> Rows:
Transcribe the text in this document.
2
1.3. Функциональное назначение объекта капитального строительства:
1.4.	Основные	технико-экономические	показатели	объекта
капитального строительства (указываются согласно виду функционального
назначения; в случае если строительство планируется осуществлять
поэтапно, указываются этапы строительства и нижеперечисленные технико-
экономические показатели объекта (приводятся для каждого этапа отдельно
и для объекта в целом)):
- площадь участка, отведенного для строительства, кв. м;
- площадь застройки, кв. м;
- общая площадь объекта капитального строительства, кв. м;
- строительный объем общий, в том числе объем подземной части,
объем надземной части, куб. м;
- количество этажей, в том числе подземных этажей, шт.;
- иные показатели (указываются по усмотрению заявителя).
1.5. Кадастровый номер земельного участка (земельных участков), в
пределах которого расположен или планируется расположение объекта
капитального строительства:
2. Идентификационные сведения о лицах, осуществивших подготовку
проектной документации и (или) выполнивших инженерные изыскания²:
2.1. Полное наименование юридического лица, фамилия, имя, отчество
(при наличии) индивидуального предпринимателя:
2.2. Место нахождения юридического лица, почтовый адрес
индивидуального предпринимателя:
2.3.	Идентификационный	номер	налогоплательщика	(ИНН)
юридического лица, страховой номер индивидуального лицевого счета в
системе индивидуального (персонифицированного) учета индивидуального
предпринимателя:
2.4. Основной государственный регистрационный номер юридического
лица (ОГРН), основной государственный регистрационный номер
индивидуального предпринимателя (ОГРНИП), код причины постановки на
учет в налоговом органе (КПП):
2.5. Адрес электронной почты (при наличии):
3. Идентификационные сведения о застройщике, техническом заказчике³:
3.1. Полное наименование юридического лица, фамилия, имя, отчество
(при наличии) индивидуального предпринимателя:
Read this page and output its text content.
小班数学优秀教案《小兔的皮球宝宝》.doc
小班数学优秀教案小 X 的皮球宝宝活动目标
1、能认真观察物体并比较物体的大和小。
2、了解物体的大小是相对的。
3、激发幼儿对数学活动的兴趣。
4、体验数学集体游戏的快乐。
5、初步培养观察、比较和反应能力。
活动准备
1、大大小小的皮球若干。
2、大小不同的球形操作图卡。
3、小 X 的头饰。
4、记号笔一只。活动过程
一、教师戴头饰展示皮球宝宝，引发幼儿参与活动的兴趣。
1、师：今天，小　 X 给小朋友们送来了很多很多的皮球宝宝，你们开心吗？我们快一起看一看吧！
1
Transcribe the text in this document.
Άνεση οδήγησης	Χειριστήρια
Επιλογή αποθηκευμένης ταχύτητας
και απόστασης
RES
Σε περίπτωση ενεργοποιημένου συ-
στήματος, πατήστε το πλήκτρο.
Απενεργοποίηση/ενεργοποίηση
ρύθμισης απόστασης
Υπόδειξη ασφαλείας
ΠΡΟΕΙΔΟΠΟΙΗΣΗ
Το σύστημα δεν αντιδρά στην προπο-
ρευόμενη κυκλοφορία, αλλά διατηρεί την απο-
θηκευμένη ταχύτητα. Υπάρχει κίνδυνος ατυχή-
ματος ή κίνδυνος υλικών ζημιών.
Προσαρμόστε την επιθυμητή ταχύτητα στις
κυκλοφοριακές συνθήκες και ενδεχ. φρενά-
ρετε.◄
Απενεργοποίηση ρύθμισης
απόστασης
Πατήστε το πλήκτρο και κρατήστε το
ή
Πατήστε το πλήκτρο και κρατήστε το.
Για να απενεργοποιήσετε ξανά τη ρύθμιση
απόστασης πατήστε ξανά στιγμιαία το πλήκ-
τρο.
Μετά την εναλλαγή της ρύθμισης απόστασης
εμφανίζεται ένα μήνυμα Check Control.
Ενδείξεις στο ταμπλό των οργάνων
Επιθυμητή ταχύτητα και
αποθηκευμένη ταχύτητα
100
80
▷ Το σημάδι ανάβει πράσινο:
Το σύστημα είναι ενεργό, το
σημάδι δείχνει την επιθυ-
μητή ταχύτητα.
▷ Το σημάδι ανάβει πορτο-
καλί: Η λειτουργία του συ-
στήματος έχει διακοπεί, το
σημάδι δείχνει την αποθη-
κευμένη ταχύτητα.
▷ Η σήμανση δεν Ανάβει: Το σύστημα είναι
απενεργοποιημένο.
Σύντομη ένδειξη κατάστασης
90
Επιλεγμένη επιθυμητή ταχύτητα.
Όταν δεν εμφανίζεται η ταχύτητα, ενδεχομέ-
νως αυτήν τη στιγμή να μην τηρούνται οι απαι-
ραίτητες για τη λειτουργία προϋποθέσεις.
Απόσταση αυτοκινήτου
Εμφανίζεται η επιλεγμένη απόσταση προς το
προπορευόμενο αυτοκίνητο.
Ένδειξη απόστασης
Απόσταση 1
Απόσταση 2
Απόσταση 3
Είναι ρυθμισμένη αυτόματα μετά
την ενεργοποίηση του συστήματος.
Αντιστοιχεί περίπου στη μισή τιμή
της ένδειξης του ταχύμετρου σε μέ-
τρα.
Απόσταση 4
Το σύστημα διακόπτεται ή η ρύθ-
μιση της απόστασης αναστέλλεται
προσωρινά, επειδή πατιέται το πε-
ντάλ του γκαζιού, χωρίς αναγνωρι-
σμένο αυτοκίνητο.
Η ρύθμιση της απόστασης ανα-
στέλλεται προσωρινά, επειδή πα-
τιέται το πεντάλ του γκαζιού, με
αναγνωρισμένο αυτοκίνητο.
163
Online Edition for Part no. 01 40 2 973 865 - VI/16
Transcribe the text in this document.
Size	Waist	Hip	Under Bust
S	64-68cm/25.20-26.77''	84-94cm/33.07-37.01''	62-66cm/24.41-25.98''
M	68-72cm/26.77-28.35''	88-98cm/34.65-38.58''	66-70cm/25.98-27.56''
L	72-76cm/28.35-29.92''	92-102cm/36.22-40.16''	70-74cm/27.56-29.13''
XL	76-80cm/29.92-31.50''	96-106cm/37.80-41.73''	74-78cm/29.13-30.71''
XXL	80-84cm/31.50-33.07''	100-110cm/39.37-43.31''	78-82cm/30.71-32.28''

> Task statement:
From the listing above, copy all lines holding the word "объем".

> The result:
- строительный объем общий, в том числе объем подземной части,
объем надземной части, куб. м;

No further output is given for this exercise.